* _WHAT IS ASKED_
Transcribe every line, keeping it exact.

* _MATERIAL SUPPLIED_

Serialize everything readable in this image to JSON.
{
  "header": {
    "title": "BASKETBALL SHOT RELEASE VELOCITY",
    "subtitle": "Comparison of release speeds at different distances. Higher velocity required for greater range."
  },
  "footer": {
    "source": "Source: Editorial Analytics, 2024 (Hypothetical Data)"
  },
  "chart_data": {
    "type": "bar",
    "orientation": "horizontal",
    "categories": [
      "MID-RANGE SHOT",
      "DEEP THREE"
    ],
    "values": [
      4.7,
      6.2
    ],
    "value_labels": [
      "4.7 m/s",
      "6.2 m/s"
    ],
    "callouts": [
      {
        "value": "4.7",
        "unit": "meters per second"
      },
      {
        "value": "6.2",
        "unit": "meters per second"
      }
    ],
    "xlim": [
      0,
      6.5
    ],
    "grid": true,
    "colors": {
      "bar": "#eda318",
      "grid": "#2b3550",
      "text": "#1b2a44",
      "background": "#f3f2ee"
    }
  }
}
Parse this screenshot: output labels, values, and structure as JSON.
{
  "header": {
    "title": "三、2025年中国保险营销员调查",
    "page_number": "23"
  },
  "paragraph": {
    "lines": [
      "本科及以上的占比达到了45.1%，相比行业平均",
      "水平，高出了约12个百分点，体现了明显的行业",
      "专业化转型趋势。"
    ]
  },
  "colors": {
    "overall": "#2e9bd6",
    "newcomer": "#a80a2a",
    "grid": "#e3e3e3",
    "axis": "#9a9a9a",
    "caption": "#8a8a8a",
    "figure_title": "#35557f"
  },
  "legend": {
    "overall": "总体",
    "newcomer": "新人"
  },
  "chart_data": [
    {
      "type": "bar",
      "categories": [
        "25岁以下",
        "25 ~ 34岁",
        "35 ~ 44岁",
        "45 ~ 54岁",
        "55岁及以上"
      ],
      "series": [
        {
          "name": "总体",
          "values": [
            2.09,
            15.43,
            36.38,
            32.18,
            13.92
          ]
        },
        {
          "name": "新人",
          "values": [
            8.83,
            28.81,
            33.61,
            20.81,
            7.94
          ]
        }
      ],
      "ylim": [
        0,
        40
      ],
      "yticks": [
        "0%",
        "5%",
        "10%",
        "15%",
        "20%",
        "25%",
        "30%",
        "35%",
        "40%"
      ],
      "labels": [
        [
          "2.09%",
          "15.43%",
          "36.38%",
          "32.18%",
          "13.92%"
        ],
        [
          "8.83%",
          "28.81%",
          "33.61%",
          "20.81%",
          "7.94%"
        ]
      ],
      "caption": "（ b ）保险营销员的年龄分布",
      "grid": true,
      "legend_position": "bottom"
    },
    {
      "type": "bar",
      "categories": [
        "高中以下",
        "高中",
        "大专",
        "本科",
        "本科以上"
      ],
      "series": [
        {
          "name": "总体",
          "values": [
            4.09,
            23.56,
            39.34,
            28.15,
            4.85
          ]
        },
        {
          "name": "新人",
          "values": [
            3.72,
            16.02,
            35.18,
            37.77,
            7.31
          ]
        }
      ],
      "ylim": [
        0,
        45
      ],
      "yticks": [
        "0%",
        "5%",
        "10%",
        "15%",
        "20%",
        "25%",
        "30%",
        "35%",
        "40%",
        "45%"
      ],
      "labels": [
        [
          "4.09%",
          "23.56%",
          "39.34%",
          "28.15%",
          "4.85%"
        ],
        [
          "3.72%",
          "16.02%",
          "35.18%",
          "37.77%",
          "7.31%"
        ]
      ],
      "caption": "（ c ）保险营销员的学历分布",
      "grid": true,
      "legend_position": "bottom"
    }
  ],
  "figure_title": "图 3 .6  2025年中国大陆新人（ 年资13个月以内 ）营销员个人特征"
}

* _TASK RESULT_
Serialize everything readable in this image to JSON.
{
  "header": {
    "title": "BASKETBALL SHOT RELEASE VELOCITY",
    "subtitle": "Comparison of release speeds at different distances. Higher velocity required for greater range."
  },
  "footer": {
    "source": "Source: Editorial Analytics, 2024 (Hypothetical Data)"
  },
  "chart_data": {
    "type": "bar",
    "orientation": "horizontal",
    "categories": [
      "MID-RANGE SHOT",
      "DEEP THREE"
    ],
    "values": [
      4.7,
      6.2
    ],
    "value_labels": [
      "4.7 m/s",
      "6.2 m/s"
    ],
    "callouts": [
      {
        "value": "4.7",
        "unit": "meters per second"
      },
      {
        "value": "6.2",
        "unit": "meters per second"
      }
    ],
    "xlim": [
      0,
      6.5
    ],
    "grid": true,
    "colors": {
      "bar": "#eda318",
      "grid": "#2b3550",
      "text": "#1b2a44",
      "background": "#f3f2ee"
    }
  }
}
Parse this screenshot: output labels, values, and structure as JSON.
{
  "header": {
    "title": "三、2025年中国保险营销员调查",
    "page_number": "23"
  },
  "paragraph": {
    "lines": [
      "本科及以上的占比达到了45.1%，相比行业平均",
      "水平，高出了约12个百分点，体现了明显的行业",
      "专业化转型趋势。"
    ]
  },
  "colors": {
    "overall": "#2e9bd6",
    "newcomer": "#a80a2a",
    "grid": "#e3e3e3",
    "axis": "#9a9a9a",
    "caption": "#8a8a8a",
    "figure_title": "#35557f"
  },
  "legend": {
    "overall": "总体",
    "newcomer": "新人"
  },
  "chart_data": [
    {
      "type": "bar",
      "categories": [
        "25岁以下",
        "25 ~ 34岁",
        "35 ~ 44岁",
        "45 ~ 54岁",
        "55岁及以上"
      ],
      "series": [
        {
          "name": "总体",
          "values": [
            2.09,
            15.43,
            36.38,
            32.18,
            13.92
          ]
        },
        {
          "name": "新人",
          "values": [
            8.83,
            28.81,
            33.61,
            20.81,
            7.94
          ]
        }
      ],
      "ylim": [
        0,
        40
      ],
      "yticks": [
        "0%",
        "5%",
        "10%",
        "15%",
        "20%",
        "25%",
        "30%",
        "35%",
        "40%"
      ],
      "labels": [
        [
          "2.09%",
          "15.43%",
          "36.38%",
          "32.18%",
          "13.92%"
        ],
        [
          "8.83%",
          "28.81%",
          "33.61%",
          "20.81%",
          "7.94%"
        ]
      ],
      "caption": "（ b ）保险营销员的年龄分布",
      "grid": true,
      "legend_position": "bottom"
    },
    {
      "type": "bar",
      "categories": [
        "高中以下",
        "高中",
        "大专",
        "本科",
        "本科以上"
      ],
      "series": [
        {
          "name": "总体",
          "values": [
            4.09,
            23.56,
            39.34,
            28.15,
            4.85
          ]
        },
        {
          "name": "新人",
          "values": [
            3.72,
            16.02,
            35.18,
            37.77,
            7.31
          ]
        }
      ],
      "ylim": [
        0,
        45
      ],
      "yticks": [
        "0%",
        "5%",
        "10%",
        "15%",
        "20%",
        "25%",
        "30%",
        "35%",
        "40%",
        "45%"
      ],
      "labels": [
        [
          "4.09%",
          "23.56%",
          "39.34%",
          "28.15%",
          "4.85%"
        ],
        [
          "3.72%",
          "16.02%",
          "35.18%",
          "37.77%",
          "7.31%"
        ]
      ],
      "caption": "（ c ）保险营销员的学历分布",
      "grid": true,
      "legend_position": "bottom"
    }
  ],
  "figure_title": "图 3 .6  2025年中国大陆新人（ 年资13个月以内 ）营销员个人特征"
}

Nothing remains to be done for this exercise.